■ SOURCE DATA

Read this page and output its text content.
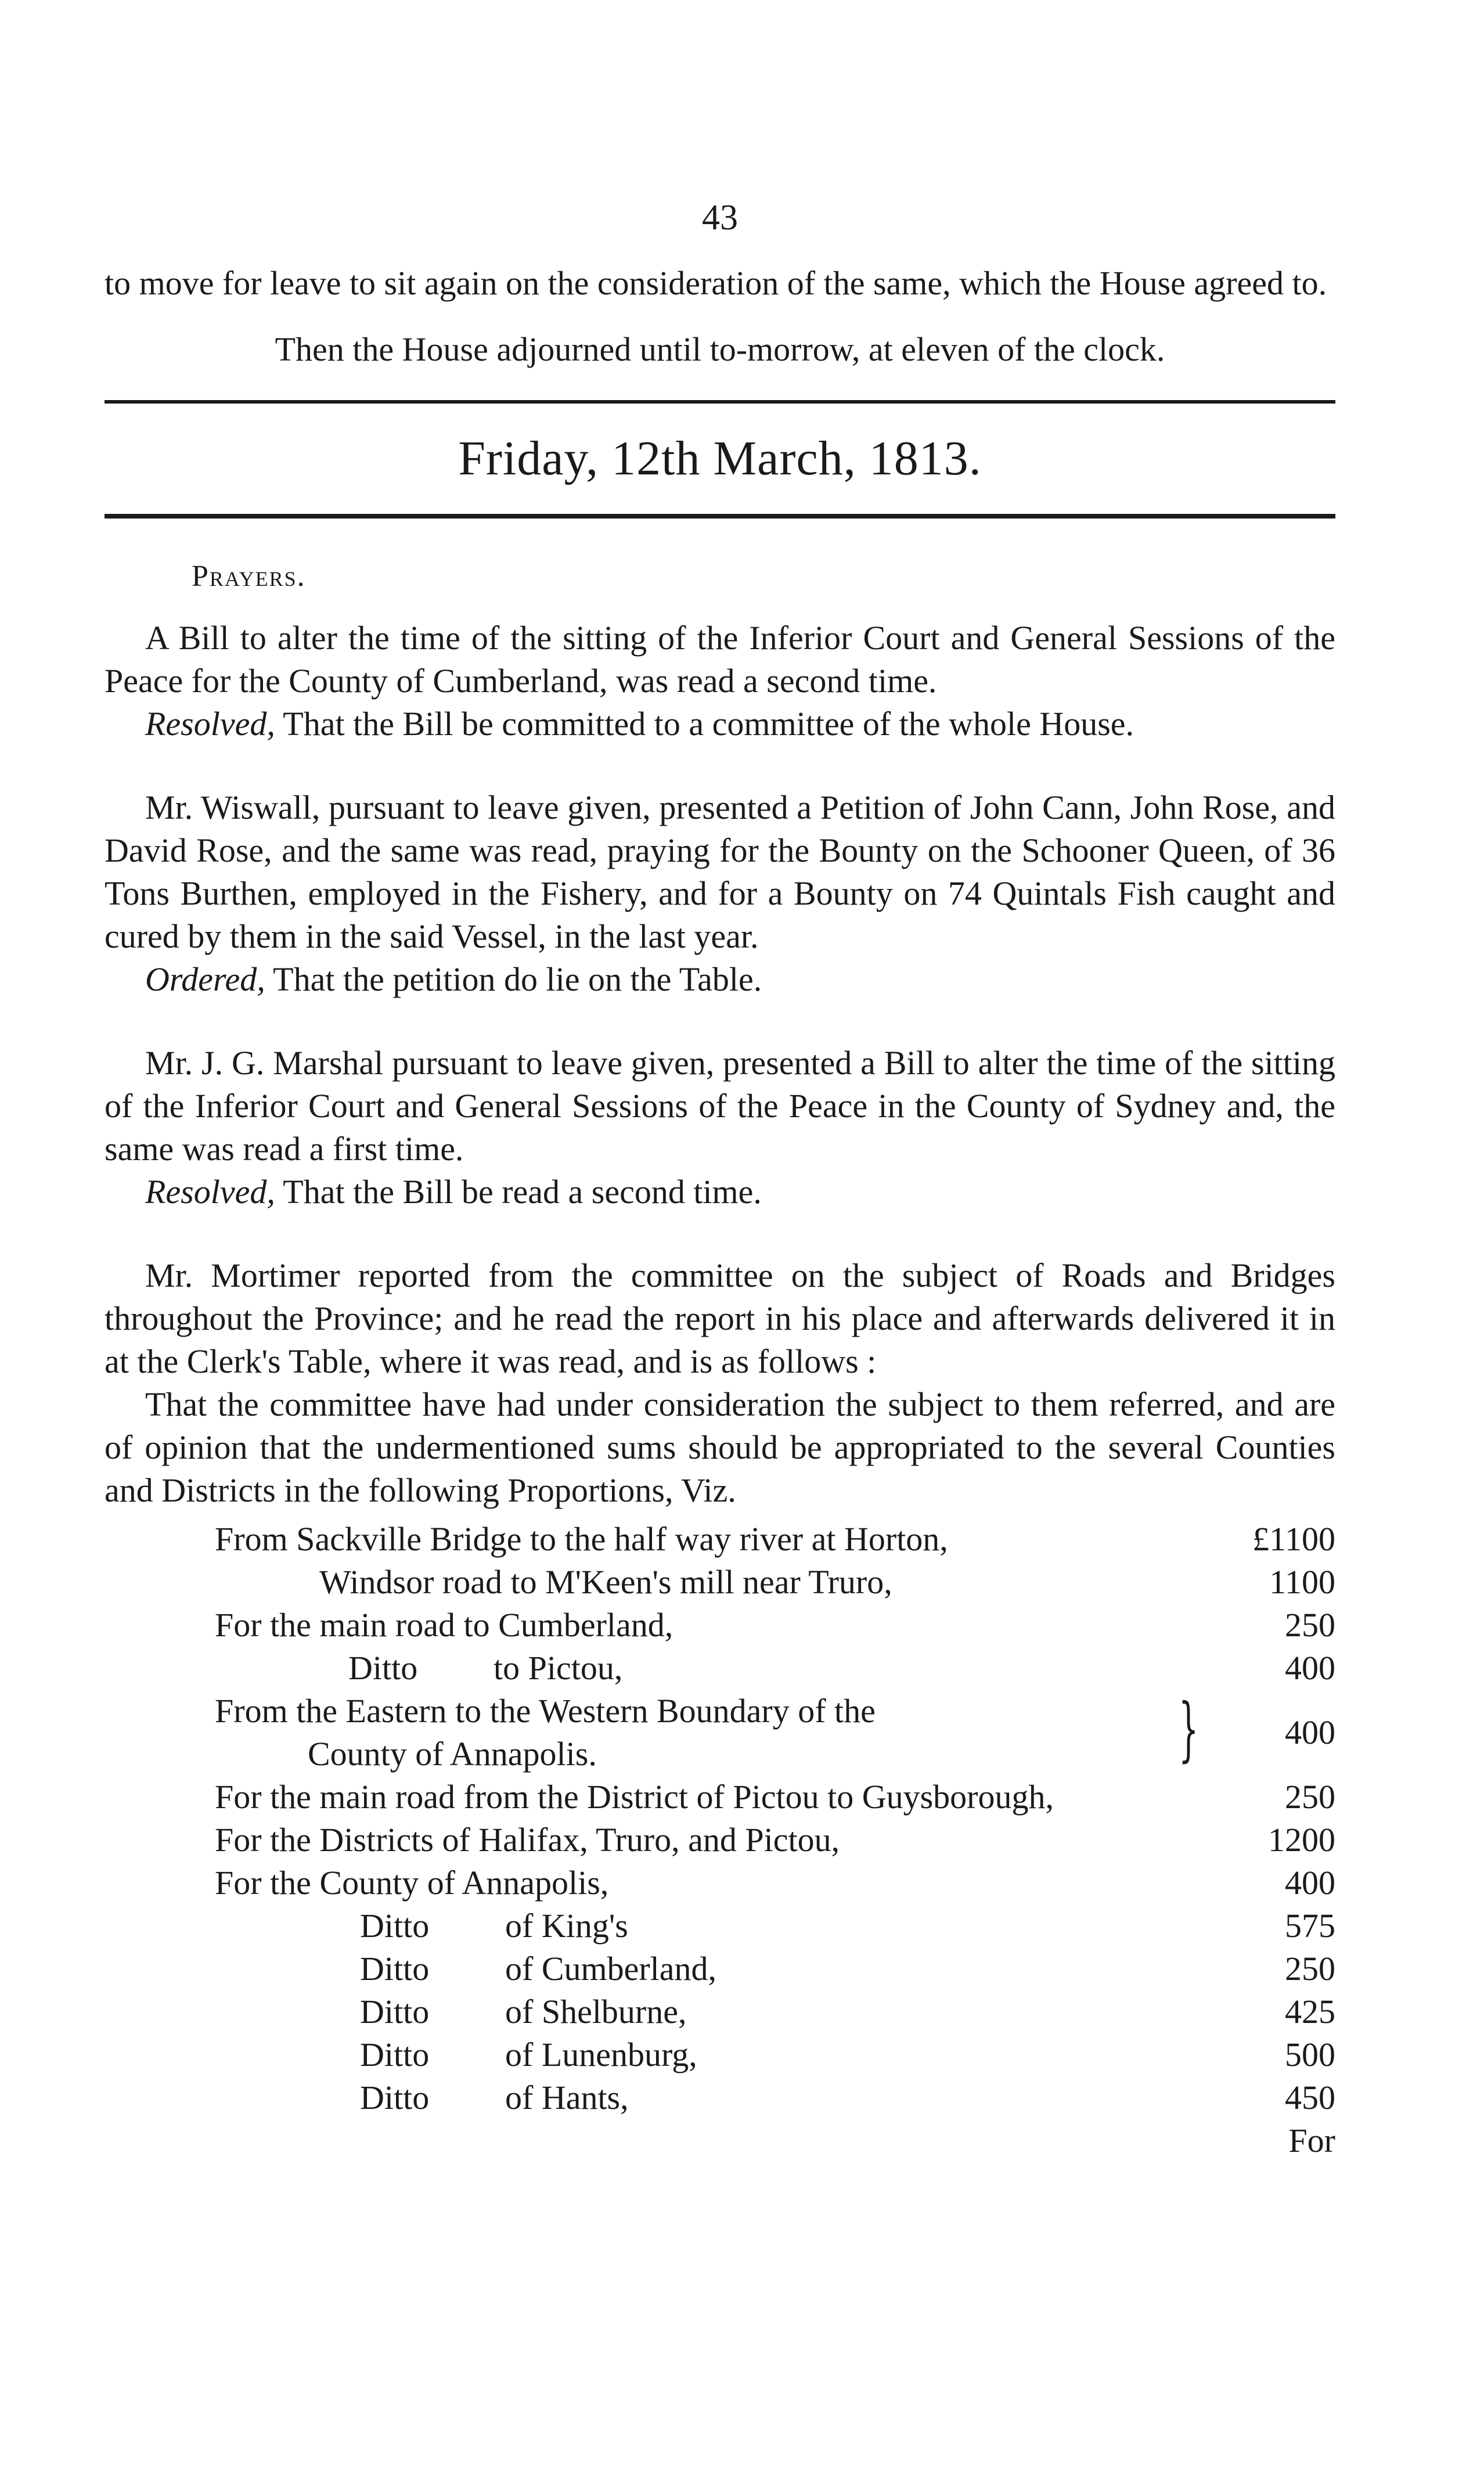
43

to move for leave to sit again on the consideration of the same, which the House agreed to.

Then the House adjourned until to-morrow, at eleven of the clock.

Friday, 12th March, 1813.
Prayers.

A Bill to alter the time of the sitting of the Inferior Court and General Sessions of the Peace for the County of Cumberland, was read a second time.

Resolved, That the Bill be committed to a committee of the whole House.

Mr. Wiswall, pursuant to leave given, presented a Petition of John Cann, John Rose, and David Rose, and the same was read, praying for the Bounty on the Schooner Queen, of 36 Tons Burthen, employed in the Fishery, and for a Bounty on 74 Quintals Fish caught and cured by them in the said Vessel, in the last year.

Ordered, That the petition do lie on the Table.

Mr. J. G. Marshal pursuant to leave given, presented a Bill to alter the time of the sitting of the Inferior Court and General Sessions of the Peace in the County of Sydney and, the same was read a first time.

Resolved, That the Bill be read a second time.

Mr. Mortimer reported from the committee on the subject of Roads and Bridges throughout the Province; and he read the report in his place and afterwards delivered it in at the Clerk's Table, where it was read, and is as follows :

That the committee have had under consideration the subject to them referred, and are of opinion that the undermentioned sums should be appropriated to the several Counties and Districts in the following Proportions, Viz.

From Sackville Bridge to the half way river at Horton,	£1100
Windsor road to M'Keen's mill near Truro,	1100
For the main road to Cumberland,	250
Ditto to Pictou,	400

From the Eastern to the Western Boundary of the
County of Annapolis. }	400
For the main road from the District of Pictou to Guysborough,	250
For the Districts of Halifax, Truro, and Pictou,	1200
For the County of Annapolis,	400
Ditto of King's	575
Ditto of Cumberland,	250
Ditto of Shelburne,	425
Ditto of Lunenburg,	500
Ditto of Hants,	450
For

■ SHORT TASK
Reply with the number of lines in the data that include the string "Pictou" and nothing else.

■ EXERCISE RESPONSE
3